Required work
Bring together all lines of the material below that contain the string "JSON".

Figure content listings:
━━━━━━━━━━
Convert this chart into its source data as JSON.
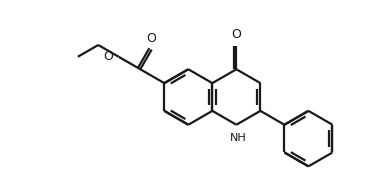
{
  "bg_color": "#ffffff",
  "line_color": "#1a1a1a",
  "line_width": 1.6,
  "figure_size": [
    3.88,
    1.94
  ],
  "dpi": 100,
  "xlim": [
    0,
    10
  ],
  "ylim": [
    0,
    5
  ],
  "s": 0.72
}
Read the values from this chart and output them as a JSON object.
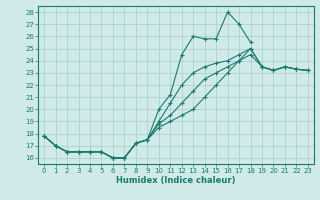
{
  "xlabel": "Humidex (Indice chaleur)",
  "bg_color": "#d0eaea",
  "grid_color": "#a8cccc",
  "line_color": "#1a7a6e",
  "xlim": [
    -0.5,
    23.5
  ],
  "ylim": [
    15.5,
    28.5
  ],
  "xticks": [
    0,
    1,
    2,
    3,
    4,
    5,
    6,
    7,
    8,
    9,
    10,
    11,
    12,
    13,
    14,
    15,
    16,
    17,
    18,
    19,
    20,
    21,
    22,
    23
  ],
  "yticks": [
    16,
    17,
    18,
    19,
    20,
    21,
    22,
    23,
    24,
    25,
    26,
    27,
    28
  ],
  "series": [
    [
      17.8,
      17.0,
      16.5,
      16.5,
      16.5,
      16.5,
      16.0,
      16.0,
      17.2,
      17.5,
      20.0,
      21.2,
      24.5,
      26.0,
      25.8,
      25.8,
      28.0,
      27.0,
      25.5,
      null,
      null,
      null,
      null,
      null
    ],
    [
      17.8,
      17.0,
      16.5,
      16.5,
      16.5,
      16.5,
      16.0,
      16.0,
      17.2,
      17.5,
      18.5,
      19.0,
      19.5,
      20.0,
      21.0,
      22.0,
      23.0,
      24.0,
      25.0,
      23.5,
      23.2,
      23.5,
      23.3,
      23.2
    ],
    [
      17.8,
      17.0,
      16.5,
      16.5,
      16.5,
      16.5,
      16.0,
      16.0,
      17.2,
      17.5,
      18.8,
      19.5,
      20.5,
      21.5,
      22.5,
      23.0,
      23.5,
      24.0,
      24.5,
      23.5,
      23.2,
      23.5,
      23.3,
      23.2
    ],
    [
      17.8,
      17.0,
      16.5,
      16.5,
      16.5,
      16.5,
      16.0,
      16.0,
      17.2,
      17.5,
      19.0,
      20.5,
      22.0,
      23.0,
      23.5,
      23.8,
      24.0,
      24.5,
      25.0,
      23.5,
      23.2,
      23.5,
      23.3,
      23.2
    ]
  ]
}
━━━━━━━━━━
Solution for this exercise
Convert this chart into its source data as JSON.
Read the values from this chart and output them as a JSON object.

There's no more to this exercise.